===== Available data =====

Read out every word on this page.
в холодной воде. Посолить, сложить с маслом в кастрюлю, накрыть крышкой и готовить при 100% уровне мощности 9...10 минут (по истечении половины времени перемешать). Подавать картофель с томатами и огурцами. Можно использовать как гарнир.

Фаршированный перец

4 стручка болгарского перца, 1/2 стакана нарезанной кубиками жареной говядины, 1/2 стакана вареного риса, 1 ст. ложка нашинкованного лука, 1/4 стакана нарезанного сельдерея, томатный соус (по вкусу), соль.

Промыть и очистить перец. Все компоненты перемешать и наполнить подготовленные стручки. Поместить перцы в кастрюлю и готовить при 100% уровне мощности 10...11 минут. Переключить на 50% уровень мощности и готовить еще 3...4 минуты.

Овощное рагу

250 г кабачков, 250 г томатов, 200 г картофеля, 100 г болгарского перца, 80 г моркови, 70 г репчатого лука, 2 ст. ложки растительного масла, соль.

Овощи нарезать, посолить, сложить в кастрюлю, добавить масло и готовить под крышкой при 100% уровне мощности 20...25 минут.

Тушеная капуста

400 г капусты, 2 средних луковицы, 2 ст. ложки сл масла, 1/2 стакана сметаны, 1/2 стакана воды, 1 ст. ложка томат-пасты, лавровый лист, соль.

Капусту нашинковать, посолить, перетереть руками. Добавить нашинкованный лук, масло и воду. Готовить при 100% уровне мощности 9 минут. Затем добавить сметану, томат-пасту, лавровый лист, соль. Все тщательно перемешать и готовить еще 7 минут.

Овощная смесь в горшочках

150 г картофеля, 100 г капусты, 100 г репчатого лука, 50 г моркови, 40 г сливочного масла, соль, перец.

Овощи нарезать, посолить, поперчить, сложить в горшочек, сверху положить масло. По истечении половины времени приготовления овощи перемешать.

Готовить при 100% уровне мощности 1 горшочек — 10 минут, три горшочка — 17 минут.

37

=====

Objective:
The records above should all be quoted exactly, please.

Expected answer:
Read out every word on this page.
в холодной воде. Посолить, сложить с маслом в кастрюлю, накрыть крышкой и готовить при 100% уровне мощности 9...10 минут (по истечении половины времени перемешать). Подавать картофель с томатами и огурцами. Можно использовать как гарнир.

Фаршированный перец

4 стручка болгарского перца, 1/2 стакана нарезанной кубиками жареной говядины, 1/2 стакана вареного риса, 1 ст. ложка нашинкованного лука, 1/4 стакана нарезанного сельдерея, томатный соус (по вкусу), соль.

Промыть и очистить перец. Все компоненты перемешать и наполнить подготовленные стручки. Поместить перцы в кастрюлю и готовить при 100% уровне мощности 10...11 минут. Переключить на 50% уровень мощности и готовить еще 3...4 минуты.

Овощное рагу

250 г кабачков, 250 г томатов, 200 г картофеля, 100 г болгарского перца, 80 г моркови, 70 г репчатого лука, 2 ст. ложки растительного масла, соль.

Овощи нарезать, посолить, сложить в кастрюлю, добавить масло и готовить под крышкой при 100% уровне мощности 20...25 минут.

Тушеная капуста

400 г капусты, 2 средних луковицы, 2 ст. ложки сл масла, 1/2 стакана сметаны, 1/2 стакана воды, 1 ст. ложка томат-пасты, лавровый лист, соль.

Капусту нашинковать, посолить, перетереть руками. Добавить нашинкованный лук, масло и воду. Готовить при 100% уровне мощности 9 минут. Затем добавить сметану, томат-пасту, лавровый лист, соль. Все тщательно перемешать и готовить еще 7 минут.

Овощная смесь в горшочках

150 г картофеля, 100 г капусты, 100 г репчатого лука, 50 г моркови, 40 г сливочного масла, соль, перец.

Овощи нарезать, посолить, поперчить, сложить в горшочек, сверху положить масло. По истечении половины времени приготовления овощи перемешать.

Готовить при 100% уровне мощности 1 горшочек — 10 минут, три горшочка — 17 минут.

37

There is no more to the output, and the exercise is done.